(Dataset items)
BEGIN

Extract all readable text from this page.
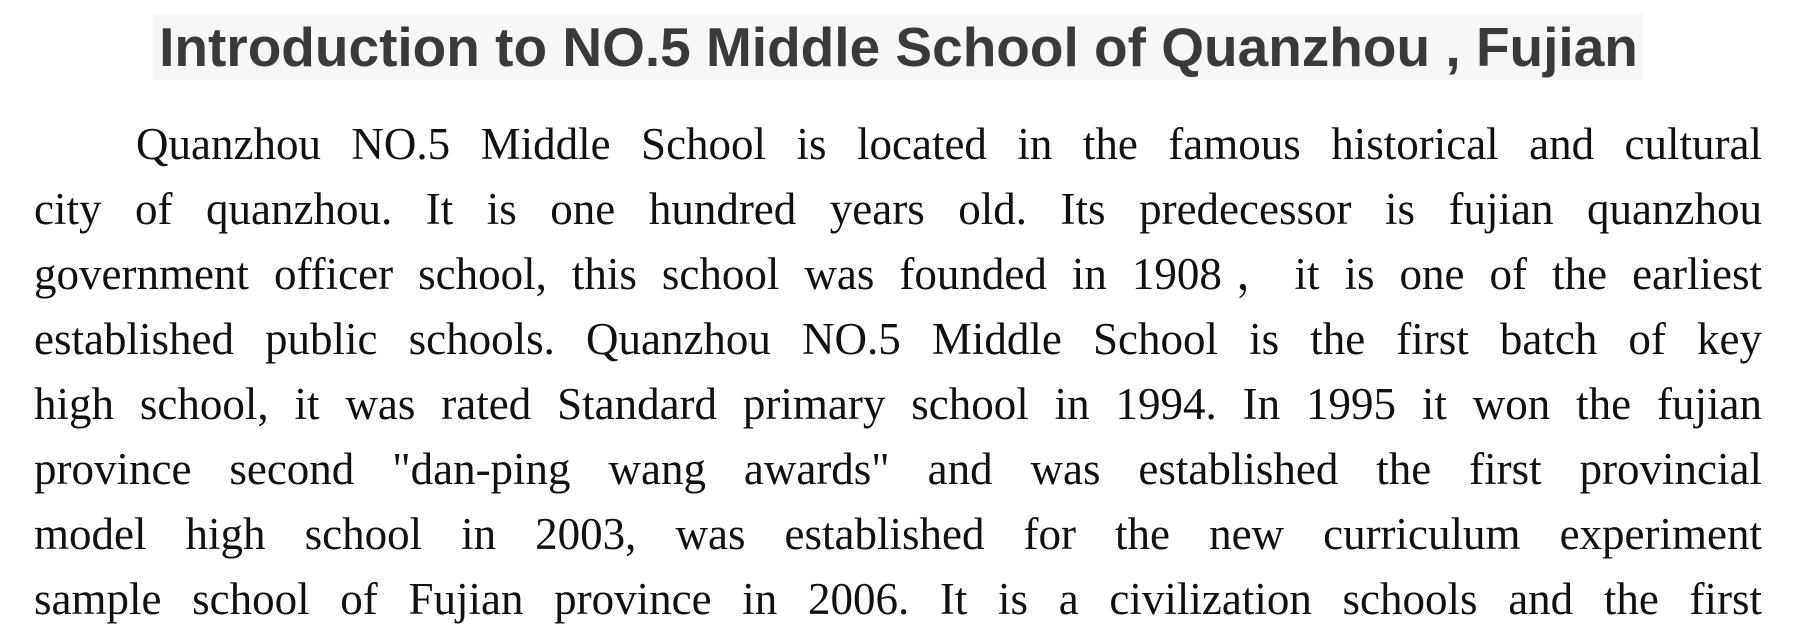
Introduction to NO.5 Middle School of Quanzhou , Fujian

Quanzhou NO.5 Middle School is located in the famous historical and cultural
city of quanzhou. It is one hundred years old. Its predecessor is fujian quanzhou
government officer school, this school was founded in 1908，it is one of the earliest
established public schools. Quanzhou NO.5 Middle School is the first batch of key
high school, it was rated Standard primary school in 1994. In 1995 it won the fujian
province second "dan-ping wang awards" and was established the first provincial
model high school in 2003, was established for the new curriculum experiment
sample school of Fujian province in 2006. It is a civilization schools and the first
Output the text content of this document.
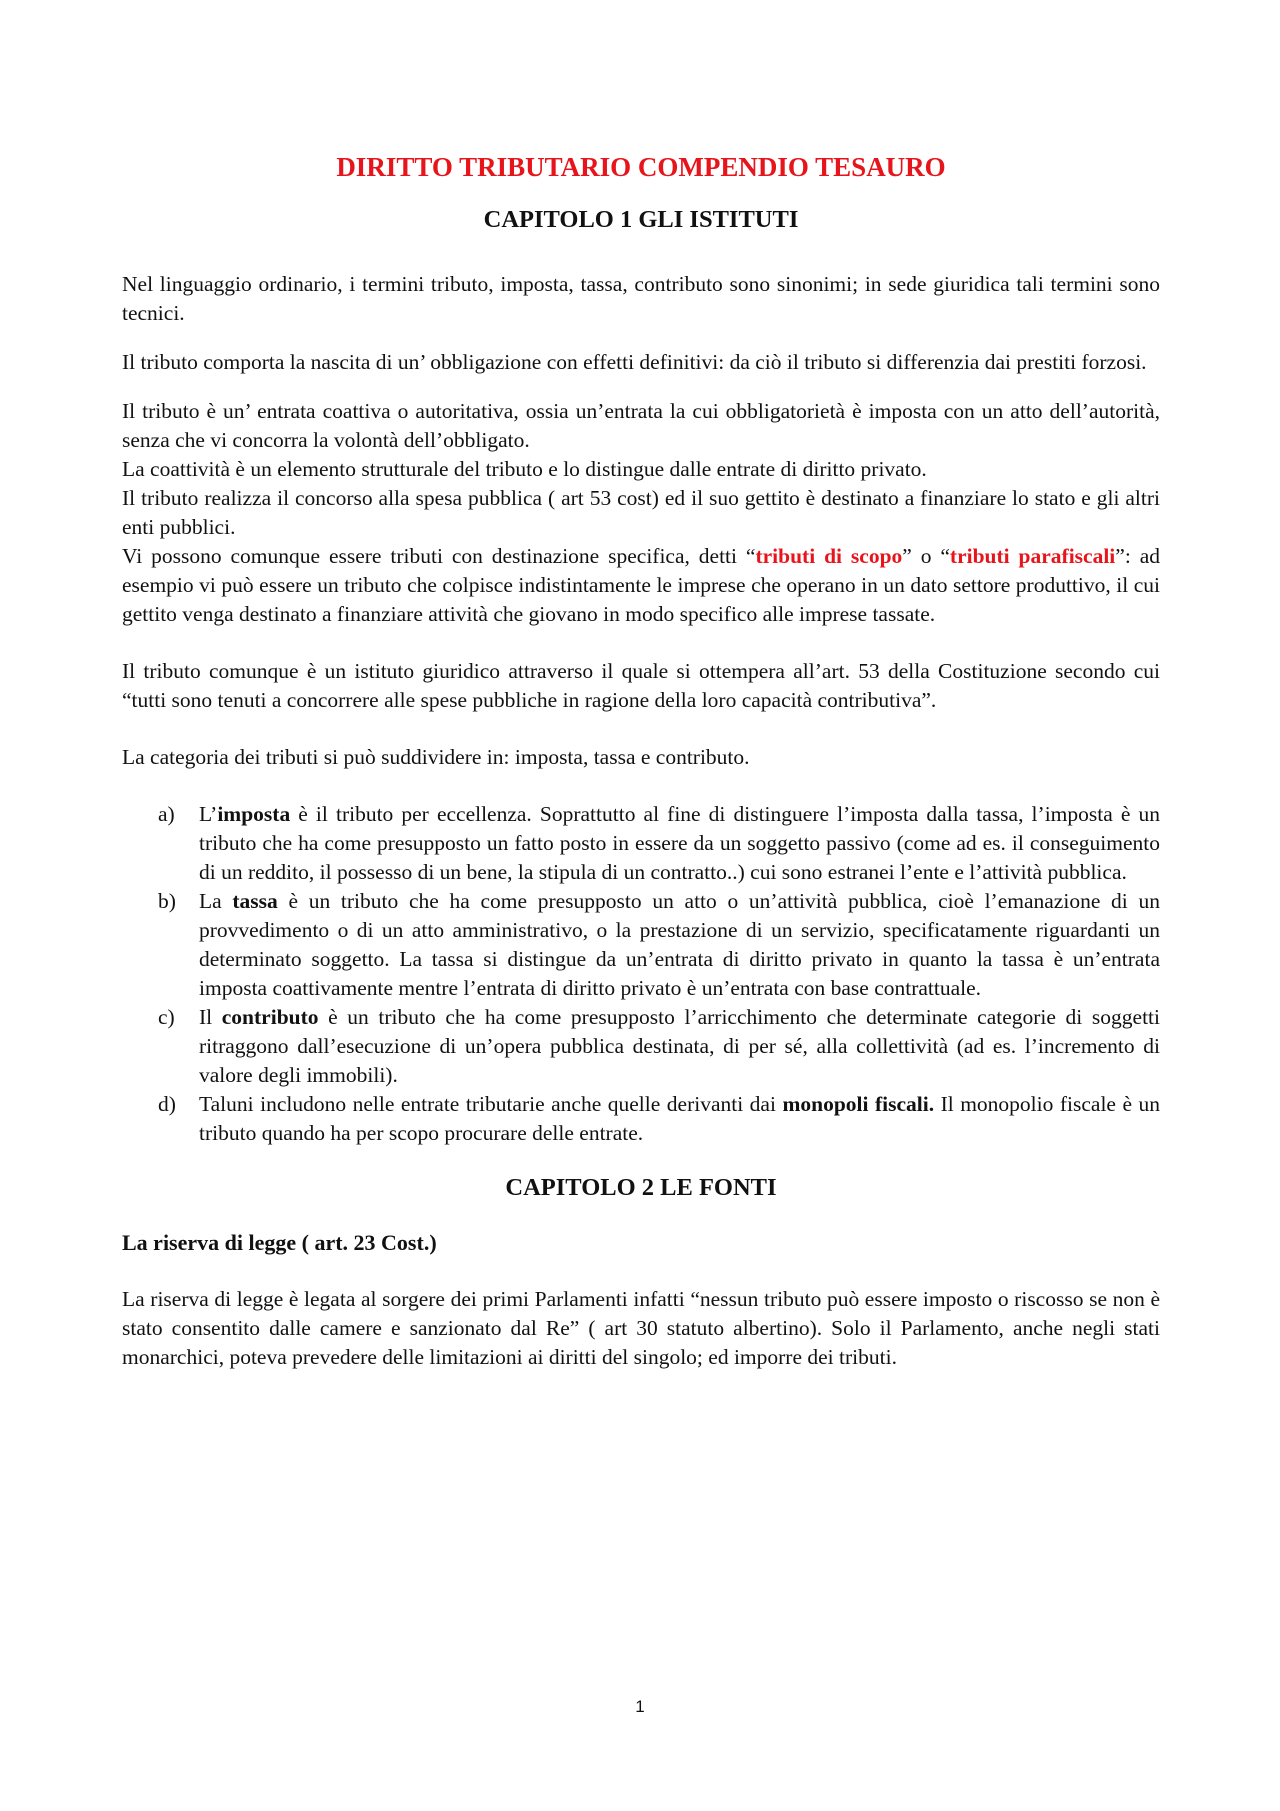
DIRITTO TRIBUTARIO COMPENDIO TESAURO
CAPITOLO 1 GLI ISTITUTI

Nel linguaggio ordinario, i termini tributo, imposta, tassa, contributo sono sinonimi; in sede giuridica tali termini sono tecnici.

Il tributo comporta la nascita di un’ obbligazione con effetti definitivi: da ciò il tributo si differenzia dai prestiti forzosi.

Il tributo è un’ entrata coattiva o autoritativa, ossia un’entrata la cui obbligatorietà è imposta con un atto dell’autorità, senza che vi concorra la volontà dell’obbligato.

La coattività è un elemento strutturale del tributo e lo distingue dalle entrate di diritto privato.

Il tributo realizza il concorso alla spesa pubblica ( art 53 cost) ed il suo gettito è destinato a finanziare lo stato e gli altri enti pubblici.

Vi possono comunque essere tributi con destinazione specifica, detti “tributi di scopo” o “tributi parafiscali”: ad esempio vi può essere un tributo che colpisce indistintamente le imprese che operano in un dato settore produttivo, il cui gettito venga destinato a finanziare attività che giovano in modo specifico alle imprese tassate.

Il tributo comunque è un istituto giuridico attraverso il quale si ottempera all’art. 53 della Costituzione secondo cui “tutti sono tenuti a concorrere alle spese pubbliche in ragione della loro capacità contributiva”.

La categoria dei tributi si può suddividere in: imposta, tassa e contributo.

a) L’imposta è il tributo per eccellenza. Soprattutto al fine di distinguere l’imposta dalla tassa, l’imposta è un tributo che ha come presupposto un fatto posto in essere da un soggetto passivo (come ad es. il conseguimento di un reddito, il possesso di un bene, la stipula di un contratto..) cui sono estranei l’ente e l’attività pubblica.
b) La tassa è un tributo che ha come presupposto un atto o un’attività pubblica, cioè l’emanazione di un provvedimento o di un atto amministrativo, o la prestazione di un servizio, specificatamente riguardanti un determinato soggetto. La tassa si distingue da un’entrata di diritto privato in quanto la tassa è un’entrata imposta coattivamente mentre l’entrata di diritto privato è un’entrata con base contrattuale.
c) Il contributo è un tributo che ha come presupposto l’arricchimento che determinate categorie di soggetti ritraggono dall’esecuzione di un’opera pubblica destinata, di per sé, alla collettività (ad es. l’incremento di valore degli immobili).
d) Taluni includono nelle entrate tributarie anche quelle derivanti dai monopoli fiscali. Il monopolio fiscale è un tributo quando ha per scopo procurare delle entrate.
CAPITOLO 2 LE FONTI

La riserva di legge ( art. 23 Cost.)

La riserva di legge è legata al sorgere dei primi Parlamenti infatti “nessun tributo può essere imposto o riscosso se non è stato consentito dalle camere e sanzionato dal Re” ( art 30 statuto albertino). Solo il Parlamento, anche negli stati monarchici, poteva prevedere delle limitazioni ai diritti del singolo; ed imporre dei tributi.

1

END

Pick out each line that holds the string "schools".

Full response:
established public schools. Quanzhou NO.5 Middle School is the first batch of key
sample school of Fujian province in 2006. It is a civilization schools and the first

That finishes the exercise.